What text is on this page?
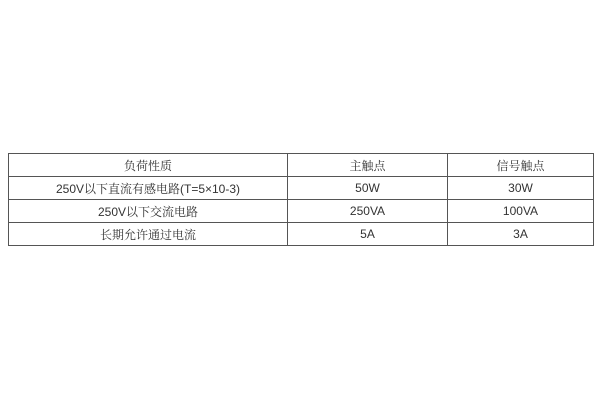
负荷性质	主触点	信号触点
250V以下直流有感电路(T=5×10-3)	50W	30W
250V以下交流电路	250VA	100VA
长期允许通过电流	5A	3A
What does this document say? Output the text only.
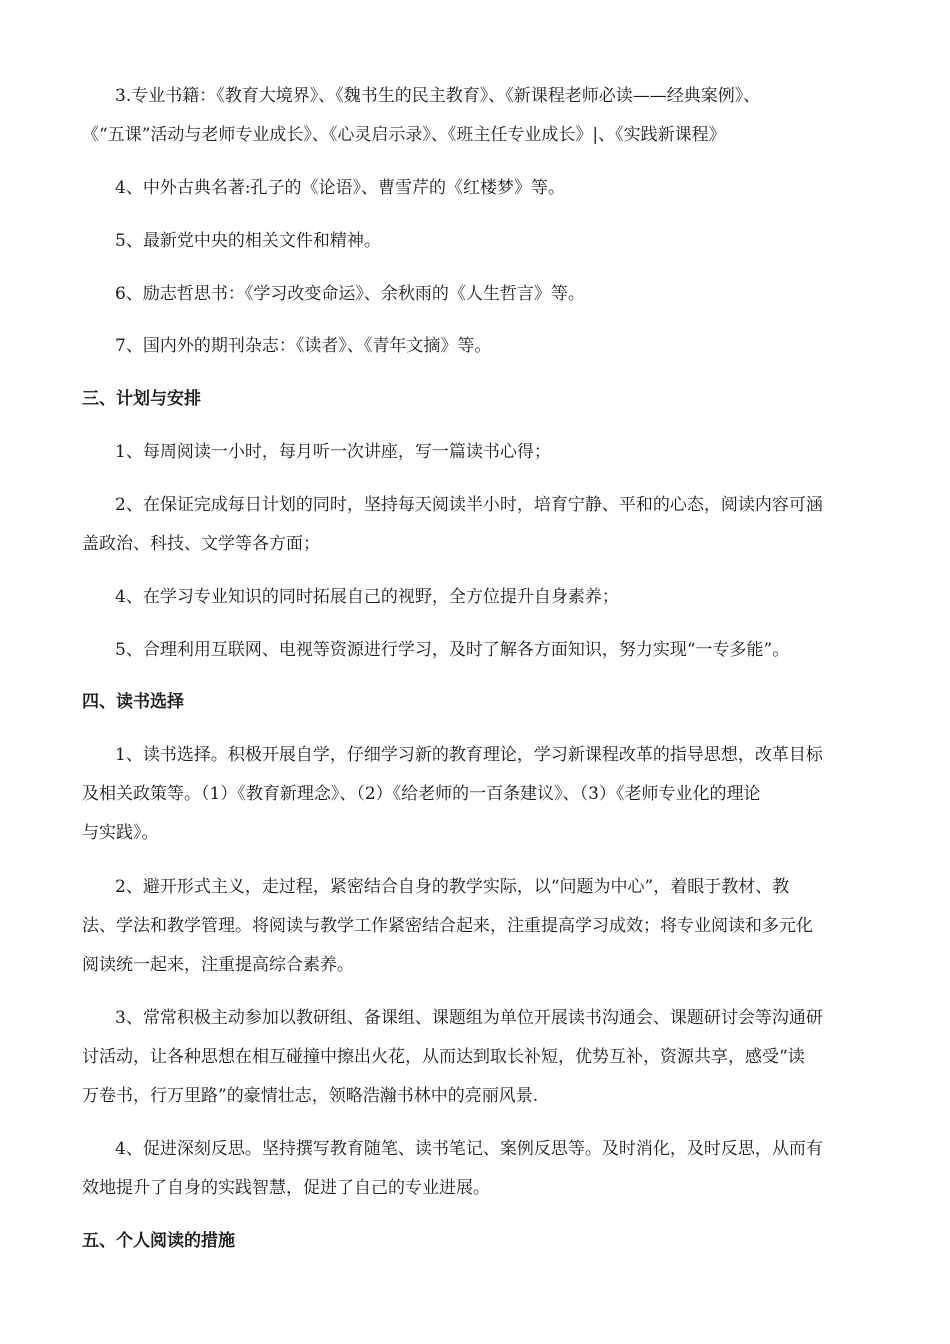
3.专业书籍：《教育大境界》、《魏书生的民主教育》、《新课程老师必读——经典案例》、
《“五课”活动与老师专业成长》、《心灵启示录》、《班主任专业成长》|、《实践新课程》
4、中外古典名著:孔子的《论语》、曹雪芹的《红楼梦》等。
5、最新党中央的相关文件和精神。
6、励志哲思书：《学习改变命运》、余秋雨的《人生哲言》等。
7、国内外的期刊杂志：《读者》、《青年文摘》等。
三、计划与安排
1、每周阅读一小时，每月听一次讲座，写一篇读书心得；
2、在保证完成每日计划的同时，坚持每天阅读半小时，培育宁静、平和的心态，阅读内容可涵
盖政治、科技、文学等各方面；
4、在学习专业知识的同时拓展自己的视野，全方位提升自身素养；
5、合理利用互联网、电视等资源进行学习，及时了解各方面知识，努力实现“一专多能”。
四、读书选择
1、读书选择。积极开展自学，仔细学习新的教育理论，学习新课程改革的指导思想，改革目标
及相关政策等。（1）《教育新理念》、（2）《给老师的一百条建议》、（3）《老师专业化的理论
与实践》。
2、避开形式主义，走过程，紧密结合自身的教学实际，以“问题为中心”，着眼于教材、教
法、学法和教学管理。将阅读与教学工作紧密结合起来，注重提高学习成效；将专业阅读和多元化
阅读统一起来，注重提高综合素养。
3、常常积极主动参加以教研组、备课组、课题组为单位开展读书沟通会、课题研讨会等沟通研
讨活动，让各种思想在相互碰撞中擦出火花，从而达到取长补短，优势互补，资源共享，感受“读
万卷书，行万里路”的豪情壮志，领略浩瀚书林中的亮丽风景.
4、促进深刻反思。坚持撰写教育随笔、读书笔记、案例反思等。及时消化，及时反思，从而有
效地提升了自身的实践智慧，促进了自己的专业进展。
五、个人阅读的措施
--*--
Short exercise: What is the number of lines in this listing that contain the word "读书选择"? Answer with that number and nothing else.

Result of the exercise: 2